#### GIVEN INSTRUCTION
Say how many lines contain "depth", using only the number.

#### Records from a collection
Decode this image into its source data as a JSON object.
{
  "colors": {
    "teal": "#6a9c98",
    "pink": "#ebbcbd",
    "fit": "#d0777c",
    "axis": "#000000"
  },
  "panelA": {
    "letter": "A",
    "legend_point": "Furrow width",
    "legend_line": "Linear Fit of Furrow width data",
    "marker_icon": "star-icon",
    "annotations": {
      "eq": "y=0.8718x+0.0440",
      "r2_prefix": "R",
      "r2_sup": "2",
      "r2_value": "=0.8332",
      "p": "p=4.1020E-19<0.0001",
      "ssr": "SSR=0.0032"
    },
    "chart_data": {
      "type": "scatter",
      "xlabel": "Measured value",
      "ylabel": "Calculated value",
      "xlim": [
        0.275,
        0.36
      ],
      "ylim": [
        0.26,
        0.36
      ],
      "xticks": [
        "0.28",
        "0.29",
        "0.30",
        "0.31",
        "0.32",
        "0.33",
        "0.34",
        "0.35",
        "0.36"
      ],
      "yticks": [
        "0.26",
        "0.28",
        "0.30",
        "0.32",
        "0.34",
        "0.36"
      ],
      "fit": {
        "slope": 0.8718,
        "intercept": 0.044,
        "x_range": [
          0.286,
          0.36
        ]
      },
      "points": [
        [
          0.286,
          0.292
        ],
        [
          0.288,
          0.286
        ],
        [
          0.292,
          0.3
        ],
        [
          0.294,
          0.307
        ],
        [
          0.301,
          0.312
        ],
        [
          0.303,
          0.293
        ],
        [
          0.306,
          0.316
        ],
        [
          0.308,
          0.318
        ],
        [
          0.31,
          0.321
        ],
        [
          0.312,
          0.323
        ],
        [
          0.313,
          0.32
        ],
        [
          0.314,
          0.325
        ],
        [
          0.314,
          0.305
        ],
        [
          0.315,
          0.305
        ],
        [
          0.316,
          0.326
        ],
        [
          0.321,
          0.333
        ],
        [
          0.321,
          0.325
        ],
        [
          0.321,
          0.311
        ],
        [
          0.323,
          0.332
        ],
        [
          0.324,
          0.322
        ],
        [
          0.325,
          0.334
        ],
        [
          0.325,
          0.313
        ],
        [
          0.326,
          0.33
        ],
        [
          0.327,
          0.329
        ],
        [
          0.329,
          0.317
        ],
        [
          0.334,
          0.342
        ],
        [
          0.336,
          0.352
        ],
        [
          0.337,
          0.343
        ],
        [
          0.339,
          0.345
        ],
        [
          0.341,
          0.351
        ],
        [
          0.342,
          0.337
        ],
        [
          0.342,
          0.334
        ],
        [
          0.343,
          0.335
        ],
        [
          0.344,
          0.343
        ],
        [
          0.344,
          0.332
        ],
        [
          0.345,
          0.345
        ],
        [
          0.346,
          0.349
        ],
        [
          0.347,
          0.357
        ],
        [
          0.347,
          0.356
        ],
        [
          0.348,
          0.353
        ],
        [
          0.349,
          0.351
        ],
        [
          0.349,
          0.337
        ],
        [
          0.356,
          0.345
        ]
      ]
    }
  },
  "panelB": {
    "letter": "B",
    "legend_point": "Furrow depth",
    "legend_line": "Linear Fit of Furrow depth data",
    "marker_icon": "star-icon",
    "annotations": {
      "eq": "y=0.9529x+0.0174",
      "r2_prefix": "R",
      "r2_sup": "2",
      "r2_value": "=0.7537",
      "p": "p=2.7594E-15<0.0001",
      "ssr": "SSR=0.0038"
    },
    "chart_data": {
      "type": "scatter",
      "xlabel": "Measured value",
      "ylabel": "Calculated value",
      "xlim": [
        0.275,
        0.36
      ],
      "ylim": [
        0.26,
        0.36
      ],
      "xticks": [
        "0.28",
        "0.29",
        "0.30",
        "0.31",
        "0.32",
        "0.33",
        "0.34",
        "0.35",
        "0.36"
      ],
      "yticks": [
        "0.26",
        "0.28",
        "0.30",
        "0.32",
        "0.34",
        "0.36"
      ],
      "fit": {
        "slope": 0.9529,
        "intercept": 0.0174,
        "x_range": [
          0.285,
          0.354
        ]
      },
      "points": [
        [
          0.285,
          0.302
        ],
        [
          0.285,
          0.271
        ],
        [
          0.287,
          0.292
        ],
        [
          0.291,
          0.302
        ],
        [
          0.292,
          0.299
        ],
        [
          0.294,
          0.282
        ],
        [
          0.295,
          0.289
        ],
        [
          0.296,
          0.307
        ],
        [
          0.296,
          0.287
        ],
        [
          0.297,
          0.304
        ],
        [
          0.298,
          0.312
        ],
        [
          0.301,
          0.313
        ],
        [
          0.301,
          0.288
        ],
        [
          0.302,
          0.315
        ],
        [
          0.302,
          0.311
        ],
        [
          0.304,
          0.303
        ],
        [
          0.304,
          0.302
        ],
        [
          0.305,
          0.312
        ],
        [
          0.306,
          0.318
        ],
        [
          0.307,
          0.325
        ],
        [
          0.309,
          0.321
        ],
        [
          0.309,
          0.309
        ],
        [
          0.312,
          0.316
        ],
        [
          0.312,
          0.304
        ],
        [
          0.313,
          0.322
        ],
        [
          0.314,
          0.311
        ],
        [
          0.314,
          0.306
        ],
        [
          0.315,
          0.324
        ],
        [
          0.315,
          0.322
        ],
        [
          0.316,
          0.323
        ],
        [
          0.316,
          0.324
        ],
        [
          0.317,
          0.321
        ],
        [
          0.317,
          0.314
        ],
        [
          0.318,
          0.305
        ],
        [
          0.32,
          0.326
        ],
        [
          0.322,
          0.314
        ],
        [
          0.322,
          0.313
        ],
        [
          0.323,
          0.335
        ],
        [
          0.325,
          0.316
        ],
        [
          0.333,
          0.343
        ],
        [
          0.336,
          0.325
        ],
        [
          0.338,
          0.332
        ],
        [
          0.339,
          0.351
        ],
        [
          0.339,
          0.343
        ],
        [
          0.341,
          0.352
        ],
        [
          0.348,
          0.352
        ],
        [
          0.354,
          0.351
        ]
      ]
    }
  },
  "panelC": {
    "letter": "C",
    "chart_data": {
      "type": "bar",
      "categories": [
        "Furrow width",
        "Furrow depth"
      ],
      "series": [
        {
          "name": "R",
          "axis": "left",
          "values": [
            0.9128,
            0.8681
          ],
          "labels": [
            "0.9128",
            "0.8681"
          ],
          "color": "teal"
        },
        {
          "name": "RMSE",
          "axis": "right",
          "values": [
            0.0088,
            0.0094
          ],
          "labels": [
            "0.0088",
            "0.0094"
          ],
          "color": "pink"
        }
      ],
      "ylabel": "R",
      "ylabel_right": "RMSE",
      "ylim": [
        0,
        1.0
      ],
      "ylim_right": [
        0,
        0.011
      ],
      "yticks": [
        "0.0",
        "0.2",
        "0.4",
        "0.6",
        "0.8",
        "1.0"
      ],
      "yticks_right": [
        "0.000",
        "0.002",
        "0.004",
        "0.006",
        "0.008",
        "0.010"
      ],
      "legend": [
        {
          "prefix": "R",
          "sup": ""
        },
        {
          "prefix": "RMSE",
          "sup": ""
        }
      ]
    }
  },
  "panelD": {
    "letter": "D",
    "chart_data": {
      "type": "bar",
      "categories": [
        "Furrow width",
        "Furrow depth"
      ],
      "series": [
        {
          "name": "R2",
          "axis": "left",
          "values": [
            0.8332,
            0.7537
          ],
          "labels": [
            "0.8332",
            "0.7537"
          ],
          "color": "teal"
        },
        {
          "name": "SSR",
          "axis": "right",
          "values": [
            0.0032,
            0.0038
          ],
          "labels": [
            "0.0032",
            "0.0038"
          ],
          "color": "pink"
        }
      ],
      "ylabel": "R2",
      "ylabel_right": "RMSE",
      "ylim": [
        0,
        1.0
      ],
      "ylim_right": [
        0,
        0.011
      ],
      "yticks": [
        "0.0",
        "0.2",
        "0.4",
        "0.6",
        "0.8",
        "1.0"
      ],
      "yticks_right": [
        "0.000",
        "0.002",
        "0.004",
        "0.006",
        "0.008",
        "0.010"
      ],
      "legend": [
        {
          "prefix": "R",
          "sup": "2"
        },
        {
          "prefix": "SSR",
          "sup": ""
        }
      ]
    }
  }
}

#### EXERCISE SOLUTION
4